_Exercise task_:
Any pictures in the records below should be skipped; write out everything else exactly.
○ ○ ○
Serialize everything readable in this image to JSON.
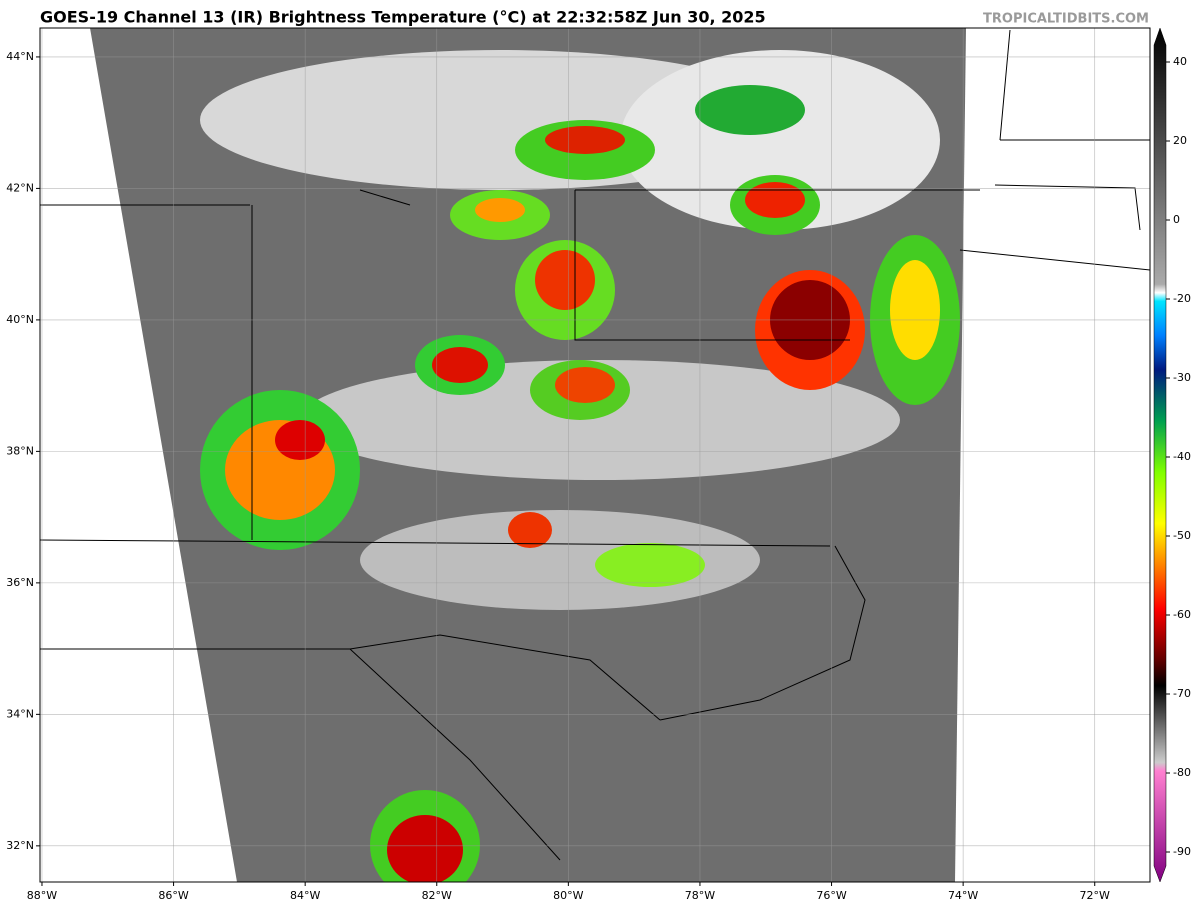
{
  "header": {
    "title": "GOES-19 Channel 13 (IR) Brightness Temperature (°C) at 22:32:58Z Jun 30, 2025",
    "watermark": "TROPICALTIDBITS.COM"
  },
  "map": {
    "xlim": [
      -88.03,
      -71.16
    ],
    "ylim": [
      31.45,
      44.44
    ],
    "xticks": [
      {
        "value": -88,
        "label": "88°W"
      },
      {
        "value": -86,
        "label": "86°W"
      },
      {
        "value": -84,
        "label": "84°W"
      },
      {
        "value": -82,
        "label": "82°W"
      },
      {
        "value": -80,
        "label": "80°W"
      },
      {
        "value": -78,
        "label": "78°W"
      },
      {
        "value": -76,
        "label": "76°W"
      },
      {
        "value": -74,
        "label": "74°W"
      },
      {
        "value": -72,
        "label": "72°W"
      }
    ],
    "yticks": [
      {
        "value": 32,
        "label": "32°N"
      },
      {
        "value": 34,
        "label": "34°N"
      },
      {
        "value": 36,
        "label": "36°N"
      },
      {
        "value": 38,
        "label": "38°N"
      },
      {
        "value": 40,
        "label": "40°N"
      },
      {
        "value": 42,
        "label": "42°N"
      },
      {
        "value": 44,
        "label": "44°N"
      }
    ]
  },
  "colorbar": {
    "ticks": [
      40,
      20,
      0,
      -20,
      -30,
      -40,
      -50,
      -60,
      -70,
      -80,
      -90
    ]
  }
}
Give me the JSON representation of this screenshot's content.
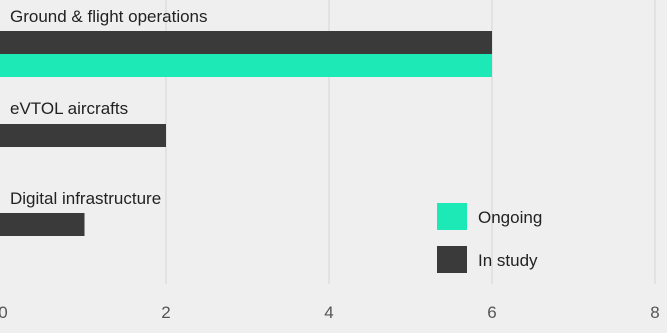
{
  "chart_data": {
    "type": "bar",
    "orientation": "horizontal",
    "categories": [
      "Ground & flight operations",
      "eVTOL aircrafts",
      "Digital infrastructure"
    ],
    "series": [
      {
        "name": "In study",
        "color": "#3a3a3a",
        "values": [
          6,
          2,
          1
        ]
      },
      {
        "name": "Ongoing",
        "color": "#1de9b6",
        "values": [
          6,
          0,
          0
        ]
      }
    ],
    "xlim": [
      0,
      8
    ],
    "xticks": [
      "0",
      "2",
      "4",
      "6",
      "8"
    ],
    "grid": true,
    "legend_position": "bottom-right",
    "background": "#efefef"
  }
}
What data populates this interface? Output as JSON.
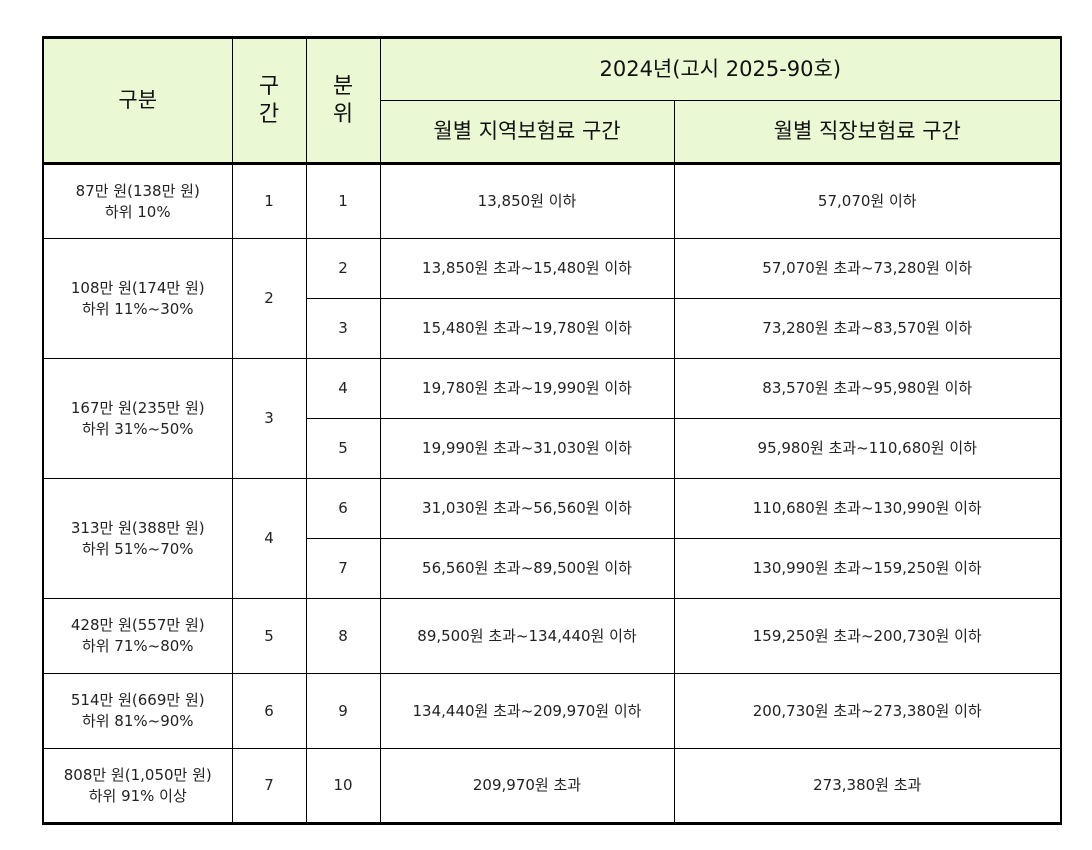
{
  "table": {
    "header": {
      "category": "구분",
      "section": [
        "구",
        "간"
      ],
      "decile": [
        "분",
        "위"
      ],
      "period": "2024년(고시 2025-90호)",
      "regional": "월별 지역보험료 구간",
      "workplace": "월별 직장보험료 구간"
    },
    "groups": [
      {
        "category_line1": "87만 원(138만 원)",
        "category_line2": "하위 10%",
        "section": "1",
        "rows": [
          {
            "decile": "1",
            "regional": "13,850원 이하",
            "workplace": "57,070원 이하"
          }
        ]
      },
      {
        "category_line1": "108만 원(174만 원)",
        "category_line2": "하위 11%~30%",
        "section": "2",
        "rows": [
          {
            "decile": "2",
            "regional": "13,850원 초과~15,480원 이하",
            "workplace": "57,070원 초과~73,280원 이하"
          },
          {
            "decile": "3",
            "regional": "15,480원 초과~19,780원 이하",
            "workplace": "73,280원 초과~83,570원 이하"
          }
        ]
      },
      {
        "category_line1": "167만 원(235만 원)",
        "category_line2": "하위 31%~50%",
        "section": "3",
        "rows": [
          {
            "decile": "4",
            "regional": "19,780원 초과~19,990원 이하",
            "workplace": "83,570원 초과~95,980원 이하"
          },
          {
            "decile": "5",
            "regional": "19,990원 초과~31,030원 이하",
            "workplace": "95,980원 초과~110,680원 이하"
          }
        ]
      },
      {
        "category_line1": "313만 원(388만 원)",
        "category_line2": "하위 51%~70%",
        "section": "4",
        "rows": [
          {
            "decile": "6",
            "regional": "31,030원 초과~56,560원 이하",
            "workplace": "110,680원 초과~130,990원 이하"
          },
          {
            "decile": "7",
            "regional": "56,560원 초과~89,500원 이하",
            "workplace": "130,990원 초과~159,250원 이하"
          }
        ]
      },
      {
        "category_line1": "428만 원(557만 원)",
        "category_line2": "하위 71%~80%",
        "section": "5",
        "rows": [
          {
            "decile": "8",
            "regional": "89,500원 초과~134,440원 이하",
            "workplace": "159,250원 초과~200,730원 이하"
          }
        ]
      },
      {
        "category_line1": "514만 원(669만 원)",
        "category_line2": "하위 81%~90%",
        "section": "6",
        "rows": [
          {
            "decile": "9",
            "regional": "134,440원 초과~209,970원 이하",
            "workplace": "200,730원 초과~273,380원 이하"
          }
        ]
      },
      {
        "category_line1": "808만 원(1,050만 원)",
        "category_line2": "하위 91% 이상",
        "section": "7",
        "rows": [
          {
            "decile": "10",
            "regional": "209,970원 초과",
            "workplace": "273,380원 초과"
          }
        ]
      }
    ]
  }
}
○ ○ ○
_Answer to the task_:
Serialize everything readable in this image to JSON.
{
  "header": {
    "title": "GOES-19 Channel 13 (IR) Brightness Temperature (°C) at 22:32:58Z Jun 30, 2025",
    "watermark": "TROPICALTIDBITS.COM"
  },
  "map": {
    "xlim": [
      -88.03,
      -71.16
    ],
    "ylim": [
      31.45,
      44.44
    ],
    "xticks": [
      {
        "value": -88,
        "label": "88°W"
      },
      {
        "value": -86,
        "label": "86°W"
      },
      {
        "value": -84,
        "label": "84°W"
      },
      {
        "value": -82,
        "label": "82°W"
      },
      {
        "value": -80,
        "label": "80°W"
      },
      {
        "value": -78,
        "label": "78°W"
      },
      {
        "value": -76,
        "label": "76°W"
      },
      {
        "value": -74,
        "label": "74°W"
      },
      {
        "value": -72,
        "label": "72°W"
      }
    ],
    "yticks": [
      {
        "value": 32,
        "label": "32°N"
      },
      {
        "value": 34,
        "label": "34°N"
      },
      {
        "value": 36,
        "label": "36°N"
      },
      {
        "value": 38,
        "label": "38°N"
      },
      {
        "value": 40,
        "label": "40°N"
      },
      {
        "value": 42,
        "label": "42°N"
      },
      {
        "value": 44,
        "label": "44°N"
      }
    ]
  },
  "colorbar": {
    "ticks": [
      40,
      20,
      0,
      -20,
      -30,
      -40,
      -50,
      -60,
      -70,
      -80,
      -90
    ]
  }
}
Give me the JSON representation of this screenshot's content.
{
  "chart_data": {
    "type": "bar",
    "orientation": "horizontal",
    "categories": [
      "Ground & flight operations",
      "eVTOL aircrafts",
      "Digital infrastructure"
    ],
    "series": [
      {
        "name": "In study",
        "color": "#3a3a3a",
        "values": [
          6,
          2,
          1
        ]
      },
      {
        "name": "Ongoing",
        "color": "#1de9b6",
        "values": [
          6,
          0,
          0
        ]
      }
    ],
    "xlim": [
      0,
      8
    ],
    "xticks": [
      "0",
      "2",
      "4",
      "6",
      "8"
    ],
    "grid": true,
    "legend_position": "bottom-right",
    "background": "#efefef"
  }
}
What data populates this interface? Output as JSON.
{
  "table": {
    "header": {
      "category": "구분",
      "section": [
        "구",
        "간"
      ],
      "decile": [
        "분",
        "위"
      ],
      "period": "2024년(고시 2025-90호)",
      "regional": "월별 지역보험료 구간",
      "workplace": "월별 직장보험료 구간"
    },
    "groups": [
      {
        "category_line1": "87만 원(138만 원)",
        "category_line2": "하위 10%",
        "section": "1",
        "rows": [
          {
            "decile": "1",
            "regional": "13,850원 이하",
            "workplace": "57,070원 이하"
          }
        ]
      },
      {
        "category_line1": "108만 원(174만 원)",
        "category_line2": "하위 11%~30%",
        "section": "2",
        "rows": [
          {
            "decile": "2",
            "regional": "13,850원 초과~15,480원 이하",
            "workplace": "57,070원 초과~73,280원 이하"
          },
          {
            "decile": "3",
            "regional": "15,480원 초과~19,780원 이하",
            "workplace": "73,280원 초과~83,570원 이하"
          }
        ]
      },
      {
        "category_line1": "167만 원(235만 원)",
        "category_line2": "하위 31%~50%",
        "section": "3",
        "rows": [
          {
            "decile": "4",
            "regional": "19,780원 초과~19,990원 이하",
            "workplace": "83,570원 초과~95,980원 이하"
          },
          {
            "decile": "5",
            "regional": "19,990원 초과~31,030원 이하",
            "workplace": "95,980원 초과~110,680원 이하"
          }
        ]
      },
      {
        "category_line1": "313만 원(388만 원)",
        "category_line2": "하위 51%~70%",
        "section": "4",
        "rows": [
          {
            "decile": "6",
            "regional": "31,030원 초과~56,560원 이하",
            "workplace": "110,680원 초과~130,990원 이하"
          },
          {
            "decile": "7",
            "regional": "56,560원 초과~89,500원 이하",
            "workplace": "130,990원 초과~159,250원 이하"
          }
        ]
      },
      {
        "category_line1": "428만 원(557만 원)",
        "category_line2": "하위 71%~80%",
        "section": "5",
        "rows": [
          {
            "decile": "8",
            "regional": "89,500원 초과~134,440원 이하",
            "workplace": "159,250원 초과~200,730원 이하"
          }
        ]
      },
      {
        "category_line1": "514만 원(669만 원)",
        "category_line2": "하위 81%~90%",
        "section": "6",
        "rows": [
          {
            "decile": "9",
            "regional": "134,440원 초과~209,970원 이하",
            "workplace": "200,730원 초과~273,380원 이하"
          }
        ]
      },
      {
        "category_line1": "808만 원(1,050만 원)",
        "category_line2": "하위 91% 이상",
        "section": "7",
        "rows": [
          {
            "decile": "10",
            "regional": "209,970원 초과",
            "workplace": "273,380원 초과"
          }
        ]
      }
    ]
  }
}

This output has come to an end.